Collected data entries:
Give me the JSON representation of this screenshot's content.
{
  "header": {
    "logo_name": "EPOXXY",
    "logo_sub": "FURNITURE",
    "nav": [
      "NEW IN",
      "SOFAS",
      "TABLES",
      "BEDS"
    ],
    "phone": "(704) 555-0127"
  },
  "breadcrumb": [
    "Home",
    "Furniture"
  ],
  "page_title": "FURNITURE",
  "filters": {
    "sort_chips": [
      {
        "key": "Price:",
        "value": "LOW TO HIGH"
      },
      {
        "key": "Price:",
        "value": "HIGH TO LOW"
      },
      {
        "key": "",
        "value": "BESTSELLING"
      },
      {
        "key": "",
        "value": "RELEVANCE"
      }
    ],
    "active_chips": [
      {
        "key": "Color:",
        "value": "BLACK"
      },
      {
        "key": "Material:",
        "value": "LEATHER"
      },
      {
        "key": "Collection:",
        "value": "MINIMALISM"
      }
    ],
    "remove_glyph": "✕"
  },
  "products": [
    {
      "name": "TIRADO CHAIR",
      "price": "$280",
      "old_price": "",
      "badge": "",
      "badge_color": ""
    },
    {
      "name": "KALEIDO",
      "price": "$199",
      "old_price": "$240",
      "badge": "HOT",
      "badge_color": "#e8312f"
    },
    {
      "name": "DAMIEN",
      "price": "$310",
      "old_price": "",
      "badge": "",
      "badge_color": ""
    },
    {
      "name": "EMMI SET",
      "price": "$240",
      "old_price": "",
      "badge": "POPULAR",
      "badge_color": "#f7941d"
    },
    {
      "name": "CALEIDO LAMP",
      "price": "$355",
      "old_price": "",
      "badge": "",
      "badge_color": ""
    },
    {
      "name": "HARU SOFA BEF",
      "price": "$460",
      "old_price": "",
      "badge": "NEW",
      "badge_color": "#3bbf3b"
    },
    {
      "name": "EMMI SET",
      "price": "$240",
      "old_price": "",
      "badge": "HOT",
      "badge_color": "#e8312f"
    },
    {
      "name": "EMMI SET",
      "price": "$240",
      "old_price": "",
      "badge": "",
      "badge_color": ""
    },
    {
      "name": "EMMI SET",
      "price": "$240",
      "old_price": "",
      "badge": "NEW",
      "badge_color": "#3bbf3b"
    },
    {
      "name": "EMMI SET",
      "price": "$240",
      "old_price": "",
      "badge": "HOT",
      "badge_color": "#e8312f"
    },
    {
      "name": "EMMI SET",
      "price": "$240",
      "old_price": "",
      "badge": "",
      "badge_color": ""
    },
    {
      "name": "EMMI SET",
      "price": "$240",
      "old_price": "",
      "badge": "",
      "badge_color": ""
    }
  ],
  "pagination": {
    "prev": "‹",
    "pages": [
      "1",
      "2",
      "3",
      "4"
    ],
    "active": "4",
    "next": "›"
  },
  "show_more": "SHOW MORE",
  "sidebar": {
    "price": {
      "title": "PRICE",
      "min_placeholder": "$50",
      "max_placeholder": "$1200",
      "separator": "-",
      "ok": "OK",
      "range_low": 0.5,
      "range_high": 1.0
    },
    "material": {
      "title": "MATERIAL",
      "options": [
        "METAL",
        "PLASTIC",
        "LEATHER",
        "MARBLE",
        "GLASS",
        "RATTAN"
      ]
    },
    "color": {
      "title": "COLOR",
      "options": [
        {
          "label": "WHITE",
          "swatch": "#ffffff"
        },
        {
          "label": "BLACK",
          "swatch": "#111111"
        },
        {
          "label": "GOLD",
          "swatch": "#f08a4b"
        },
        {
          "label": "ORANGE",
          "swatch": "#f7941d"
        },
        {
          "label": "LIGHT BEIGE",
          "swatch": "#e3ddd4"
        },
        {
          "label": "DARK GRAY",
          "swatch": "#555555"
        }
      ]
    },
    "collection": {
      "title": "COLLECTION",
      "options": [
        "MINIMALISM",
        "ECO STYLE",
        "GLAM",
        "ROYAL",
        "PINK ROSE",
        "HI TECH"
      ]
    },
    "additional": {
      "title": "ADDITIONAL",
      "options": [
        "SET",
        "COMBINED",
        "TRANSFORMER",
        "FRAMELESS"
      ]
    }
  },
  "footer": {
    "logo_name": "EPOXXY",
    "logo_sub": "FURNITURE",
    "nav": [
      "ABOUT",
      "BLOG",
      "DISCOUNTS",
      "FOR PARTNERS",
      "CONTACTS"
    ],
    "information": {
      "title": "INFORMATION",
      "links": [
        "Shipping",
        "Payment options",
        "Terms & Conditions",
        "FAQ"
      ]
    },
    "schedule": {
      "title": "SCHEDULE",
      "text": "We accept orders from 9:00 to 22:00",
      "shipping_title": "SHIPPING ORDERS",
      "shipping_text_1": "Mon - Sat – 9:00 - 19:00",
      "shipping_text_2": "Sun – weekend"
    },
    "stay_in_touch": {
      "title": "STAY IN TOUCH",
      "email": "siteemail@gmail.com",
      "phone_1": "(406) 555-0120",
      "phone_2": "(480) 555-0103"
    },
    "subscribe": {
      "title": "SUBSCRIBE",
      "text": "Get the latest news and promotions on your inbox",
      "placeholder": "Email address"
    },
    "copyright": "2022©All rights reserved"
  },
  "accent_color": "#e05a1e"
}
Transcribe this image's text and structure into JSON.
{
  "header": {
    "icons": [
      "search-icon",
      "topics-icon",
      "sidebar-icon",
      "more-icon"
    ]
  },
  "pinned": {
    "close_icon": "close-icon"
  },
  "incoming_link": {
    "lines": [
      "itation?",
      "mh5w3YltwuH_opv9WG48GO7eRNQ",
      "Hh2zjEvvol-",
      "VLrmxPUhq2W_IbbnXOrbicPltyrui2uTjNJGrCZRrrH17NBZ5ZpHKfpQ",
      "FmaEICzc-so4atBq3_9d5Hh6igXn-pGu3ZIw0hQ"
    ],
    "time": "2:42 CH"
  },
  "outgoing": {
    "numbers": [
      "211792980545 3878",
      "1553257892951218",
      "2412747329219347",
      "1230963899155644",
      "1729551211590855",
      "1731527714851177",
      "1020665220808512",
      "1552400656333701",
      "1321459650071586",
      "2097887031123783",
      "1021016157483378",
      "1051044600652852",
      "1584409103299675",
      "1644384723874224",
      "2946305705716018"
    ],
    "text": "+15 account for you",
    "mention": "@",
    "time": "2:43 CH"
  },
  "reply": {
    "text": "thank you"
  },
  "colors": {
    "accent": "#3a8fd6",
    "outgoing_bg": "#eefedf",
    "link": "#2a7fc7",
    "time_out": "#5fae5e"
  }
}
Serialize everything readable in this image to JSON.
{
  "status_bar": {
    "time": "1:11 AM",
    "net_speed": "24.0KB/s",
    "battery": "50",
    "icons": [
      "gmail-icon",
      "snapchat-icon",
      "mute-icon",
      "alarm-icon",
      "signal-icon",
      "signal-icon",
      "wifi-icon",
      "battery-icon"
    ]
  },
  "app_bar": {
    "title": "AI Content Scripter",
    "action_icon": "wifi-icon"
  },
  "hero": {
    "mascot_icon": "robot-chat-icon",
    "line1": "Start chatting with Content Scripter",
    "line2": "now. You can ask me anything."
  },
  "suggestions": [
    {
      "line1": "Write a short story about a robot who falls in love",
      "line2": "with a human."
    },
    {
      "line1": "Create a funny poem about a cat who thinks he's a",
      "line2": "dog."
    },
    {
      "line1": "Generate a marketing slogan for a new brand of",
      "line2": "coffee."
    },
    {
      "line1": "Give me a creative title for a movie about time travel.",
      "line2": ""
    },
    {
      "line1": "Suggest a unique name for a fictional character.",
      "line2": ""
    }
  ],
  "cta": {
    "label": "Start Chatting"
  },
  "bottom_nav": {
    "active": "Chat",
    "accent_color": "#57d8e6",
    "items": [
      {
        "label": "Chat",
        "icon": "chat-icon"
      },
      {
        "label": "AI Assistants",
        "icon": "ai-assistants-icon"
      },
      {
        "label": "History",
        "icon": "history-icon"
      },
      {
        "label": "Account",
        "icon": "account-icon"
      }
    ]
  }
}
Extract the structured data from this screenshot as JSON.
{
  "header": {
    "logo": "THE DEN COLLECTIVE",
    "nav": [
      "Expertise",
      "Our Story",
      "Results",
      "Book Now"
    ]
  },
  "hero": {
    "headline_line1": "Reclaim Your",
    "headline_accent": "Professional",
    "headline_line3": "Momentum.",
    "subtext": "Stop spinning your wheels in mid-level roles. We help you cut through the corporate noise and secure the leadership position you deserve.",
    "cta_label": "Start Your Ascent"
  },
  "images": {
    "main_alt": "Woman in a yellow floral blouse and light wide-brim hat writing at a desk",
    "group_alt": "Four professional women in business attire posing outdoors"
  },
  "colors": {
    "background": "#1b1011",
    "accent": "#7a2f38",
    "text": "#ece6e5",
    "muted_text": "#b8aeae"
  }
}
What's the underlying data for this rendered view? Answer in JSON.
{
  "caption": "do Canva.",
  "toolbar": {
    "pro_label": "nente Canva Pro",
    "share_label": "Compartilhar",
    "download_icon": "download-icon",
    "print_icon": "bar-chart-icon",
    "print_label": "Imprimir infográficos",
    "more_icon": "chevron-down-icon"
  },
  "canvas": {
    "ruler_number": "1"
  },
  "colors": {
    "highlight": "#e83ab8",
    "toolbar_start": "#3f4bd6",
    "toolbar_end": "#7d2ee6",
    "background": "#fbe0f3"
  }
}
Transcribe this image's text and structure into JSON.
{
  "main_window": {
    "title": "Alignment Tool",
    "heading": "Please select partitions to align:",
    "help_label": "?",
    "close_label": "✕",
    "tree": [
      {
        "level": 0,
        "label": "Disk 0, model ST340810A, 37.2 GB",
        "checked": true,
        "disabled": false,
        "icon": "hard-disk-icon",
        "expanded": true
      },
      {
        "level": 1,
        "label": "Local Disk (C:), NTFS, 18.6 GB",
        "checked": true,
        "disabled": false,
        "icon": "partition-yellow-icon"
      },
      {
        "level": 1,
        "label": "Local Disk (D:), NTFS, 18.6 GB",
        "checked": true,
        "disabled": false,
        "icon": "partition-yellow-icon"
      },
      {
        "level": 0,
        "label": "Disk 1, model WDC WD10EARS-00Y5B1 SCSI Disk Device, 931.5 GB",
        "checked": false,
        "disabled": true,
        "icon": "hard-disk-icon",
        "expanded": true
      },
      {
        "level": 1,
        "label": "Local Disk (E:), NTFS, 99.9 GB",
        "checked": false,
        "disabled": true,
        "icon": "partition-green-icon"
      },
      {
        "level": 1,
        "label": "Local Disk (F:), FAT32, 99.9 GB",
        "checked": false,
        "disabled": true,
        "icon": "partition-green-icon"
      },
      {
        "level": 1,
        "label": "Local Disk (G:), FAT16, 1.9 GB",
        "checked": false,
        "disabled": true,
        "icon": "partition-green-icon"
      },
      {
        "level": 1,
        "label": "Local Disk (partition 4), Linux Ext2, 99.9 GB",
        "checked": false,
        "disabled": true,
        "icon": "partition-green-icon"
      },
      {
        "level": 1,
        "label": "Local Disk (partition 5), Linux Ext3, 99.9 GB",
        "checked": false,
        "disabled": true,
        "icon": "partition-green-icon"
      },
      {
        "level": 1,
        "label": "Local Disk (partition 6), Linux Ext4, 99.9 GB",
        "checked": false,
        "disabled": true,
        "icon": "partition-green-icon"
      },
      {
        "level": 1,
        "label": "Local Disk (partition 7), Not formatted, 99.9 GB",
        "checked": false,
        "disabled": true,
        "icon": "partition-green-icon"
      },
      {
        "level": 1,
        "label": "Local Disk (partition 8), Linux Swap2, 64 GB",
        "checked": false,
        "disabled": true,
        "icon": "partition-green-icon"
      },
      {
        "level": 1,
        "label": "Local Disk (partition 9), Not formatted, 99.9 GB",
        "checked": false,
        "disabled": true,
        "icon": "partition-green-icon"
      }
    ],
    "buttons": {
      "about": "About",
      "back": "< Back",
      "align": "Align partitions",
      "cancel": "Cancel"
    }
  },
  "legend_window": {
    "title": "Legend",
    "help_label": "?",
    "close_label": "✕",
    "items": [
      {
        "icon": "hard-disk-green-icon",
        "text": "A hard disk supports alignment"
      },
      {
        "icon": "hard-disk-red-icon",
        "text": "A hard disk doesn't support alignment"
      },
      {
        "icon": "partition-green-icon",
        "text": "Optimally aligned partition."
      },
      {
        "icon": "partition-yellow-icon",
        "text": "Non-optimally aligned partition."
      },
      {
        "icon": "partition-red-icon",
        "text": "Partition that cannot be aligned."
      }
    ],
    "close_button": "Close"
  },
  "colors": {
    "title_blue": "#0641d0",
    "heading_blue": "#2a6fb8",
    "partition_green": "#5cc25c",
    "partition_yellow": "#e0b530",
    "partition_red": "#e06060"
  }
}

Directions => What is the number of lines above that contain "formatted"? Answer with that number only.

Exercise response => 2